:: EXERCISE REQUIREMENTS ::
Check each line below for the word "state", and copy those that have it.

GIVEN INFORMATION start

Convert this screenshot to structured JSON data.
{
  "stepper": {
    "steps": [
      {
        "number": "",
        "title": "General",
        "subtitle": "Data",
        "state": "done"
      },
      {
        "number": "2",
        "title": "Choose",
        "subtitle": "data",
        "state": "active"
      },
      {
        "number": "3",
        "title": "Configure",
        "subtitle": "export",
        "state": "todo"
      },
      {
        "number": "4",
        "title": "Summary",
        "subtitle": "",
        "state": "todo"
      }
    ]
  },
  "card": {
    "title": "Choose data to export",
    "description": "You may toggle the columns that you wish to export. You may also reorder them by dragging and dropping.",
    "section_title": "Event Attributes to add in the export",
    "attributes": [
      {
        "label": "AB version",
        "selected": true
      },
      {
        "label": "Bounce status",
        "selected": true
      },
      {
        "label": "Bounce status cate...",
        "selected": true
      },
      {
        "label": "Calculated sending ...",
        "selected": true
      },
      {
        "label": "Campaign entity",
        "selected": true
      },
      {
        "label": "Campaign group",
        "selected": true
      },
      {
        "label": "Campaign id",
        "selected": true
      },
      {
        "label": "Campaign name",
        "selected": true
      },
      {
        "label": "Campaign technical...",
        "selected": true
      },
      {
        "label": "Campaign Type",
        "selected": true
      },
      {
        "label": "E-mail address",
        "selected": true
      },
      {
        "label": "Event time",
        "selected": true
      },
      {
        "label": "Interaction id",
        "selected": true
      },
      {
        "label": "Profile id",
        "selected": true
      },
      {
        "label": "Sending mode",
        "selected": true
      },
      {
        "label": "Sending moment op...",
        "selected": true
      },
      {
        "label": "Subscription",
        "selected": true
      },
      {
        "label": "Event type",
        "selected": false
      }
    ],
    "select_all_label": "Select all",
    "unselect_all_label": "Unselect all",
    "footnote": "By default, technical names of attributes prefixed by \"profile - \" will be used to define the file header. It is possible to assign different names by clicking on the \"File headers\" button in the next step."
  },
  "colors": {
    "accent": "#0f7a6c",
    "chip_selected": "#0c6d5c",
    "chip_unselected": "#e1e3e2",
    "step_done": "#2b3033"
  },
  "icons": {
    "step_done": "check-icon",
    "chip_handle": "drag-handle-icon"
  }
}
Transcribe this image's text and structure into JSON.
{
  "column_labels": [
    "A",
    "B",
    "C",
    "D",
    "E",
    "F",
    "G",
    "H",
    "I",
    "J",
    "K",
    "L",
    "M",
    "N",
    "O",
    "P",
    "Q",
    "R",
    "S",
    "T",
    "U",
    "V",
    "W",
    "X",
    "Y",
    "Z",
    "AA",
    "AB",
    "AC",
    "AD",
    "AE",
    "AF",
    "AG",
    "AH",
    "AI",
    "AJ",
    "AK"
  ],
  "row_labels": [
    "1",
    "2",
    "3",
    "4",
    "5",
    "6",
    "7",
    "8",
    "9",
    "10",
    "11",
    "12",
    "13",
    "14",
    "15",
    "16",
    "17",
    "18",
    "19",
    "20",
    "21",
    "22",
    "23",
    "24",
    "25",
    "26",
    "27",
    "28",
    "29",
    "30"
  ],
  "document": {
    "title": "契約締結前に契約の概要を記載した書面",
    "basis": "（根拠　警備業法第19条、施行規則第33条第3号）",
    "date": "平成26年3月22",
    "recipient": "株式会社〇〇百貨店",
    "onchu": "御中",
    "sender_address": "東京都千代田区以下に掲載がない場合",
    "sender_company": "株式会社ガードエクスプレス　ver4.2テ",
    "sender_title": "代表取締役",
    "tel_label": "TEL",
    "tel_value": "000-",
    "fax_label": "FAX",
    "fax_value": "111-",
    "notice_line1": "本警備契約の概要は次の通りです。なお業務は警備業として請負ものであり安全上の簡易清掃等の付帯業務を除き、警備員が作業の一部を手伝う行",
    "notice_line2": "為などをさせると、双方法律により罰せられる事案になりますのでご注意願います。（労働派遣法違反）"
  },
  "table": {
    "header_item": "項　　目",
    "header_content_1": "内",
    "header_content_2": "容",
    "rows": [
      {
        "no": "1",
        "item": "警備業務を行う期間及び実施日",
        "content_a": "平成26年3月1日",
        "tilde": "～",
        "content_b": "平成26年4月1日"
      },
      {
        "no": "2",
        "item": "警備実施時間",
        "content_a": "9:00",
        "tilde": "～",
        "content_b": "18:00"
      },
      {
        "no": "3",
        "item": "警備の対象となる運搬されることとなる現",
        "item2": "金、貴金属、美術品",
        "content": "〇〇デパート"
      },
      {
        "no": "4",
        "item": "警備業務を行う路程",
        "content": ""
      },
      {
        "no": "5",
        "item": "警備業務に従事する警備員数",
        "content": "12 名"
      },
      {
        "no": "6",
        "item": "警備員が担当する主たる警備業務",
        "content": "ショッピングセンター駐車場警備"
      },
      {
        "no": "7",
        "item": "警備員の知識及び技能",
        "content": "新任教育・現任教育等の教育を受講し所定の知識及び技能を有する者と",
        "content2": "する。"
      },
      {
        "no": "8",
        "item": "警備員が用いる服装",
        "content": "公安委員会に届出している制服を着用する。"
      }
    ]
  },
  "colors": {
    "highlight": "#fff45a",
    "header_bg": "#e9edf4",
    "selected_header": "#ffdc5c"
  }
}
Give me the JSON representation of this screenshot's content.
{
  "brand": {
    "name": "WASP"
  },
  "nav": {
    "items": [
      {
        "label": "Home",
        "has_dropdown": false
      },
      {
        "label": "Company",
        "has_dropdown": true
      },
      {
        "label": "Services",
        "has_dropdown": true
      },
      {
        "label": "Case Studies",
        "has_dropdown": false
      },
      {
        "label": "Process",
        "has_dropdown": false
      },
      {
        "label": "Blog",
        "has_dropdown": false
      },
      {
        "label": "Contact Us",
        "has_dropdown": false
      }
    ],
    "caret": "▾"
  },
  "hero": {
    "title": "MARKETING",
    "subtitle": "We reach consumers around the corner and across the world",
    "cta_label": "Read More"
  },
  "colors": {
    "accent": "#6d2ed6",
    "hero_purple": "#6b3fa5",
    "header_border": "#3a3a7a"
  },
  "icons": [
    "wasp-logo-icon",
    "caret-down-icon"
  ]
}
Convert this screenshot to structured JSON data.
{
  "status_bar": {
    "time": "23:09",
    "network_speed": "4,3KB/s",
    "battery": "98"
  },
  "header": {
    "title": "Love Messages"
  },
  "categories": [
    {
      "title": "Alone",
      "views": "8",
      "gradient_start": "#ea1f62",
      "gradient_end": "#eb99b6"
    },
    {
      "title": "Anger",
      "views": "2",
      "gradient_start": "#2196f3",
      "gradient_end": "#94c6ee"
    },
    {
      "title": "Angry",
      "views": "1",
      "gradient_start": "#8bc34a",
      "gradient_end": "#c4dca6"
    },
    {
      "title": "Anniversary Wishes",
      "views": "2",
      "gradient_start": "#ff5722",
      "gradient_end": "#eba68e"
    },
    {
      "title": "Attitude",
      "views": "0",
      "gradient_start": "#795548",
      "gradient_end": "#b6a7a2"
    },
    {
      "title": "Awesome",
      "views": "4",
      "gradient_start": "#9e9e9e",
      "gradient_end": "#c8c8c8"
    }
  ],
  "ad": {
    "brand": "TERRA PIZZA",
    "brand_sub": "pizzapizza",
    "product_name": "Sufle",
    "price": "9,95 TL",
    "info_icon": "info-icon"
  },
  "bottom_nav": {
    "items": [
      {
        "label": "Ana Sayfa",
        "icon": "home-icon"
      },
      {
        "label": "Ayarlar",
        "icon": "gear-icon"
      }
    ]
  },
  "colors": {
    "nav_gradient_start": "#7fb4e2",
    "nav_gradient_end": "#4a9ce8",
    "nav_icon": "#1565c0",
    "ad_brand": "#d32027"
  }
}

GIVEN INFORMATION end

:: WRITTEN SOLUTION ::
        "state": "done"
        "state": "active"
        "state": "todo"
        "state": "todo"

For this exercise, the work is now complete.